→ **What needs to be done**
Show all lines that include the string "Straight"; copy each one.

→ **Data to process**
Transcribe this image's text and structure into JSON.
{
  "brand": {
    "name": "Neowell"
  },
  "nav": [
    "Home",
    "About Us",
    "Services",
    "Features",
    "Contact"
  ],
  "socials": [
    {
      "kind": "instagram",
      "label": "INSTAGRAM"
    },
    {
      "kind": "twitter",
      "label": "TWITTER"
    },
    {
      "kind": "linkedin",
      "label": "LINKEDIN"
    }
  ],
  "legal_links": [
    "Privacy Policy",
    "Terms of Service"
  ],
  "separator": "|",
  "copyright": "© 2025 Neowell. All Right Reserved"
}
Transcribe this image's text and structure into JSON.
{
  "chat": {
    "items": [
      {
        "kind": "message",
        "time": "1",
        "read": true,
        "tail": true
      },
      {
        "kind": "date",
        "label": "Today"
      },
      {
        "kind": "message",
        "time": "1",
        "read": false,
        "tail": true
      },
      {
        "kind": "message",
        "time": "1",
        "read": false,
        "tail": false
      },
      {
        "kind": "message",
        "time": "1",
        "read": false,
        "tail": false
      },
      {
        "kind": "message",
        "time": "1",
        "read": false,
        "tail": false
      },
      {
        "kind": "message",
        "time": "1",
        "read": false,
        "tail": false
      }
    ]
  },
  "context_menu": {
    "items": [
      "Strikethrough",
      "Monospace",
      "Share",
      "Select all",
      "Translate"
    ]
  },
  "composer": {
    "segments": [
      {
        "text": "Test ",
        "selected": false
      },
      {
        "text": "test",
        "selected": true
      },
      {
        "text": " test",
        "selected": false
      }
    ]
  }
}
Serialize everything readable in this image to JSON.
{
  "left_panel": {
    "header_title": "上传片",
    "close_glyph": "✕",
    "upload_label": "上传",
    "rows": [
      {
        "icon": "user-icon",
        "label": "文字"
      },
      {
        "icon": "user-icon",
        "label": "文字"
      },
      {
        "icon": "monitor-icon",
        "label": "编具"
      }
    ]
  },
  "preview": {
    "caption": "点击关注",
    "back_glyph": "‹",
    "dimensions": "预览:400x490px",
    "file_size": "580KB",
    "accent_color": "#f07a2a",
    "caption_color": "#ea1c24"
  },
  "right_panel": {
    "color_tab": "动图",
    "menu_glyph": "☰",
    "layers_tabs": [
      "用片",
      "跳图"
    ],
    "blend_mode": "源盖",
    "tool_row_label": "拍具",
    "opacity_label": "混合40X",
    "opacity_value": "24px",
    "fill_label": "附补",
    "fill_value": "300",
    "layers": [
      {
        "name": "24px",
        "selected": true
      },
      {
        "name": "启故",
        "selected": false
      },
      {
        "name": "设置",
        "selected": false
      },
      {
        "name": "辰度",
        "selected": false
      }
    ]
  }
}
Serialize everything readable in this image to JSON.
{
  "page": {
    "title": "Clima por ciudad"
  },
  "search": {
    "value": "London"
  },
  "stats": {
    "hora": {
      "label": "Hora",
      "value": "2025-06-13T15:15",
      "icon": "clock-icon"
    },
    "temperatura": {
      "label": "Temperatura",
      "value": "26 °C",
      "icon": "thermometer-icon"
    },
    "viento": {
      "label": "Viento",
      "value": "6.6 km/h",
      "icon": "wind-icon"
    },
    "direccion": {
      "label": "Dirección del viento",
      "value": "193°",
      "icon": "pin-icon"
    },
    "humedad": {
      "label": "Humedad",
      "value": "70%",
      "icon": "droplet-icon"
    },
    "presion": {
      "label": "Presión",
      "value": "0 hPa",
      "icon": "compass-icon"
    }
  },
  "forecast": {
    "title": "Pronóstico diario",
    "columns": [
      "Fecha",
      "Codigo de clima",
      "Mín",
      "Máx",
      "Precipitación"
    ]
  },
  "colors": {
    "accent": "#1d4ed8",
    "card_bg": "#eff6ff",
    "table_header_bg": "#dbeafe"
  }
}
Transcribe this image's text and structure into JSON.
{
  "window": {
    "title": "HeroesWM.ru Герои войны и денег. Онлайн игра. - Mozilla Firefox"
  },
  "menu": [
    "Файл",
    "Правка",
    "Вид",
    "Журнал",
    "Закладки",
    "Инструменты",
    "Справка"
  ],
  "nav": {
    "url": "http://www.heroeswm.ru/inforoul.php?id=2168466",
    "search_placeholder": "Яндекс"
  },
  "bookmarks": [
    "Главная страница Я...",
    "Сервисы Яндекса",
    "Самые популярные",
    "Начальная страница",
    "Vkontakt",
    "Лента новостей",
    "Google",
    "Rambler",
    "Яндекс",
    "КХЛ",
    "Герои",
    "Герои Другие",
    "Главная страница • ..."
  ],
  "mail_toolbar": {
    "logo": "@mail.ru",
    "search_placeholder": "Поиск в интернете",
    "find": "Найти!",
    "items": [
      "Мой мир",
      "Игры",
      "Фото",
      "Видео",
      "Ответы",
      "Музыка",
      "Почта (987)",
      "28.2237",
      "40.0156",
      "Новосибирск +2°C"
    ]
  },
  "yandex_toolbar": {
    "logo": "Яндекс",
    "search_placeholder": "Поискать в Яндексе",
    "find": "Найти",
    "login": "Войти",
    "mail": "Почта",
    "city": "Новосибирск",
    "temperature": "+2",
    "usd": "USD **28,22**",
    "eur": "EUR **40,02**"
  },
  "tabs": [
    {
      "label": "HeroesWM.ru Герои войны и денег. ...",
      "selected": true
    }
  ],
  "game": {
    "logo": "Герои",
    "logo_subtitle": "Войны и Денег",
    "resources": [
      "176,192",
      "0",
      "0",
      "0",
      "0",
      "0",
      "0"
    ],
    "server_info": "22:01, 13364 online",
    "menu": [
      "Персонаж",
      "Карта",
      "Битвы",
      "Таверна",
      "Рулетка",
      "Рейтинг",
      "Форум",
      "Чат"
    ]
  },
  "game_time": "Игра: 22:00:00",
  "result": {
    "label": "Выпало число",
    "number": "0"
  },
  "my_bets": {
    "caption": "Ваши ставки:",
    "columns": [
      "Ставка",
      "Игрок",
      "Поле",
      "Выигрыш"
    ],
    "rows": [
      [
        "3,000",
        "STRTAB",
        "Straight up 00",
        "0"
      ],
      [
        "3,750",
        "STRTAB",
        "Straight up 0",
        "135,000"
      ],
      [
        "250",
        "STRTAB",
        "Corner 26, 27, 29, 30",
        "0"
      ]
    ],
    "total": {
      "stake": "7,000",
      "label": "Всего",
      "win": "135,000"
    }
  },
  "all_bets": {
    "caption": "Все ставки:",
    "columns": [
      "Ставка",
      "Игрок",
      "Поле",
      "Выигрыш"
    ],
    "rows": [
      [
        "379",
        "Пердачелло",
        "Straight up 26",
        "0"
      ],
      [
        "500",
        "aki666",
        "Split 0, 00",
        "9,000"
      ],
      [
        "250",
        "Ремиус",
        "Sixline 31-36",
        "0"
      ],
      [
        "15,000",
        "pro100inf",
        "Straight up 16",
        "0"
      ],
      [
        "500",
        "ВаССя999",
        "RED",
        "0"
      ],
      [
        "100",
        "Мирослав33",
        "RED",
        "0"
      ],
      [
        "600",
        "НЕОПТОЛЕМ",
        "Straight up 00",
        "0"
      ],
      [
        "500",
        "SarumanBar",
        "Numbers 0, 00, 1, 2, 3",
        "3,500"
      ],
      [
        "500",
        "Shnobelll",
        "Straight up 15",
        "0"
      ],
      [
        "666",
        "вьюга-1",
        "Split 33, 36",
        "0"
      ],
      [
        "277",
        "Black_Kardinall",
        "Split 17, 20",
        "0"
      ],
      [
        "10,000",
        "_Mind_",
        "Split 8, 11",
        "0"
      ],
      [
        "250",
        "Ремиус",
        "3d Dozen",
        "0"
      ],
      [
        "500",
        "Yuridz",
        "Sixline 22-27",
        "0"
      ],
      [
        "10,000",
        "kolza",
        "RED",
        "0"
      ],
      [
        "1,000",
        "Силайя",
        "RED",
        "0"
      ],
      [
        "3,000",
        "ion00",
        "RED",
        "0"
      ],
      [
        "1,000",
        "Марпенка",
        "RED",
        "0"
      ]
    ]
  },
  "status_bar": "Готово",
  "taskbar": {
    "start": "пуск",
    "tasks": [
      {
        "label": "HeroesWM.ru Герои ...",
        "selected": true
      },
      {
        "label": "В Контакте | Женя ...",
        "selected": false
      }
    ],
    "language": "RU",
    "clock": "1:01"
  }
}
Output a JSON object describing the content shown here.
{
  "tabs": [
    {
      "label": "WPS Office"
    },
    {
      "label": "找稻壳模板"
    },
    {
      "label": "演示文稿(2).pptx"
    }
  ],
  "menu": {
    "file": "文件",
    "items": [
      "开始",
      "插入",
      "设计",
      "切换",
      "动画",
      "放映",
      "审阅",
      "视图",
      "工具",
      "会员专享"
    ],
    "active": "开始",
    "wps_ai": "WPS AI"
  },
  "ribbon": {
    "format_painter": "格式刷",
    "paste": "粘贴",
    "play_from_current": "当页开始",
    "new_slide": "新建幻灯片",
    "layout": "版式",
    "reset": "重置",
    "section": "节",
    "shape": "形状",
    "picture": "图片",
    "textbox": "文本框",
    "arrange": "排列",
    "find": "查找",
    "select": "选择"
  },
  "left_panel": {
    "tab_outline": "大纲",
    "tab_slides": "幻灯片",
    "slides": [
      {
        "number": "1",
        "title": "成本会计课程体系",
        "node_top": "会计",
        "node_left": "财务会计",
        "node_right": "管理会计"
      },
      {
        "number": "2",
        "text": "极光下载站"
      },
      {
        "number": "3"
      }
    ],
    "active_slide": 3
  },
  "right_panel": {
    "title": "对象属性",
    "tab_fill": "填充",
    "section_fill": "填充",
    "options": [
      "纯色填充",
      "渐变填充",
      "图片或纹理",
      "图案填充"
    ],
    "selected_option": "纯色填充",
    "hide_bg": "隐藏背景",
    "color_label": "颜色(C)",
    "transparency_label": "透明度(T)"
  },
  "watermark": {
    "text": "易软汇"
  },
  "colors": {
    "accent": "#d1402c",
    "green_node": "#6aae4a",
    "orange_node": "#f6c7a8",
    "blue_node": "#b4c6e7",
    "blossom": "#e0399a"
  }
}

→ **Written answer**
        "Straight up 00",
        "Straight up 0",
        "Straight up 26",
        "Straight up 16",
        "Straight up 00",
        "Straight up 15",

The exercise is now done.